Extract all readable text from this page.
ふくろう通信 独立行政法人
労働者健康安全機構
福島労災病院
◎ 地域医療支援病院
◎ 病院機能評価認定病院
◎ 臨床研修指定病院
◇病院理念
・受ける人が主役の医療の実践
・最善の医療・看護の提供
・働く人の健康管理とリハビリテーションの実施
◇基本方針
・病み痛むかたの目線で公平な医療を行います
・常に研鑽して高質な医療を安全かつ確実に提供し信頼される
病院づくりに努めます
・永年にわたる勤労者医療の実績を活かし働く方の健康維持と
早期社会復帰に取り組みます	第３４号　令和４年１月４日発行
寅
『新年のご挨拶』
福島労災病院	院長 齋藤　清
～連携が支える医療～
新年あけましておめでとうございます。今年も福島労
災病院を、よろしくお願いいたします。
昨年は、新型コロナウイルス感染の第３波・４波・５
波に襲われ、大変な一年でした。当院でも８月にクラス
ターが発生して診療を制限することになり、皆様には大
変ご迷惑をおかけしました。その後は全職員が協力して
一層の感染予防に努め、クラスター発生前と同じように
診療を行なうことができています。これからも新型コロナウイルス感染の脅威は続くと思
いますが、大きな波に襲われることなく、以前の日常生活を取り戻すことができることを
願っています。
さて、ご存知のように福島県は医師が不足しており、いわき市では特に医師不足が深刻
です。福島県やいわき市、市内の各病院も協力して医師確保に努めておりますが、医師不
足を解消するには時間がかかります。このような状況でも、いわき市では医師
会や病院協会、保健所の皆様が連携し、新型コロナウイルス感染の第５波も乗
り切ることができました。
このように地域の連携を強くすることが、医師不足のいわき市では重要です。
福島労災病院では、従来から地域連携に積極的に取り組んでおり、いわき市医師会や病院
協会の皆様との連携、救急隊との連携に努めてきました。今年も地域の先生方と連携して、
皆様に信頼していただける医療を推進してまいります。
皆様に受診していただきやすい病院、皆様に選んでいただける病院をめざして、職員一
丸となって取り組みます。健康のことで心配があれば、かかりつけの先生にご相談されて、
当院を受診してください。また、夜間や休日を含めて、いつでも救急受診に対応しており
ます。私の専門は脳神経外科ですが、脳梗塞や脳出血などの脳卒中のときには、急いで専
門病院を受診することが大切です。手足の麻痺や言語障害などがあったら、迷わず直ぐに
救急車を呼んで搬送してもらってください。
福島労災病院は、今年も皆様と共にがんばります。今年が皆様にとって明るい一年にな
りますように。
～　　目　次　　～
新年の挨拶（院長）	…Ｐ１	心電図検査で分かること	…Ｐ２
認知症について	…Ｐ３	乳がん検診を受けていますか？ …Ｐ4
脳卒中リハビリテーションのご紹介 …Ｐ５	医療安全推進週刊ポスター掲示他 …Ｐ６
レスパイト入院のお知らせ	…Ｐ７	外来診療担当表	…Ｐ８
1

_WHAT IS NEEDED_.
The data above must be returned in full, exactly as written.

_EXERCISE SOLUTION_.
Extract all readable text from this page.
ふくろう通信 独立行政法人
労働者健康安全機構
福島労災病院
◎ 地域医療支援病院
◎ 病院機能評価認定病院
◎ 臨床研修指定病院
◇病院理念
・受ける人が主役の医療の実践
・最善の医療・看護の提供
・働く人の健康管理とリハビリテーションの実施
◇基本方針
・病み痛むかたの目線で公平な医療を行います
・常に研鑽して高質な医療を安全かつ確実に提供し信頼される
病院づくりに努めます
・永年にわたる勤労者医療の実績を活かし働く方の健康維持と
早期社会復帰に取り組みます	第３４号　令和４年１月４日発行
寅
『新年のご挨拶』
福島労災病院	院長 齋藤　清
～連携が支える医療～
新年あけましておめでとうございます。今年も福島労
災病院を、よろしくお願いいたします。
昨年は、新型コロナウイルス感染の第３波・４波・５
波に襲われ、大変な一年でした。当院でも８月にクラス
ターが発生して診療を制限することになり、皆様には大
変ご迷惑をおかけしました。その後は全職員が協力して
一層の感染予防に努め、クラスター発生前と同じように
診療を行なうことができています。これからも新型コロナウイルス感染の脅威は続くと思
いますが、大きな波に襲われることなく、以前の日常生活を取り戻すことができることを
願っています。
さて、ご存知のように福島県は医師が不足しており、いわき市では特に医師不足が深刻
です。福島県やいわき市、市内の各病院も協力して医師確保に努めておりますが、医師不
足を解消するには時間がかかります。このような状況でも、いわき市では医師
会や病院協会、保健所の皆様が連携し、新型コロナウイルス感染の第５波も乗
り切ることができました。
このように地域の連携を強くすることが、医師不足のいわき市では重要です。
福島労災病院では、従来から地域連携に積極的に取り組んでおり、いわき市医師会や病院
協会の皆様との連携、救急隊との連携に努めてきました。今年も地域の先生方と連携して、
皆様に信頼していただける医療を推進してまいります。
皆様に受診していただきやすい病院、皆様に選んでいただける病院をめざして、職員一
丸となって取り組みます。健康のことで心配があれば、かかりつけの先生にご相談されて、
当院を受診してください。また、夜間や休日を含めて、いつでも救急受診に対応しており
ます。私の専門は脳神経外科ですが、脳梗塞や脳出血などの脳卒中のときには、急いで専
門病院を受診することが大切です。手足の麻痺や言語障害などがあったら、迷わず直ぐに
救急車を呼んで搬送してもらってください。
福島労災病院は、今年も皆様と共にがんばります。今年が皆様にとって明るい一年にな
りますように。
～　　目　次　　～
新年の挨拶（院長）	…Ｐ１	心電図検査で分かること	…Ｐ２
認知症について	…Ｐ３	乳がん検診を受けていますか？ …Ｐ4
脳卒中リハビリテーションのご紹介 …Ｐ５	医療安全推進週刊ポスター掲示他 …Ｐ６
レスパイト入院のお知らせ	…Ｐ７	外来診療担当表	…Ｐ８
1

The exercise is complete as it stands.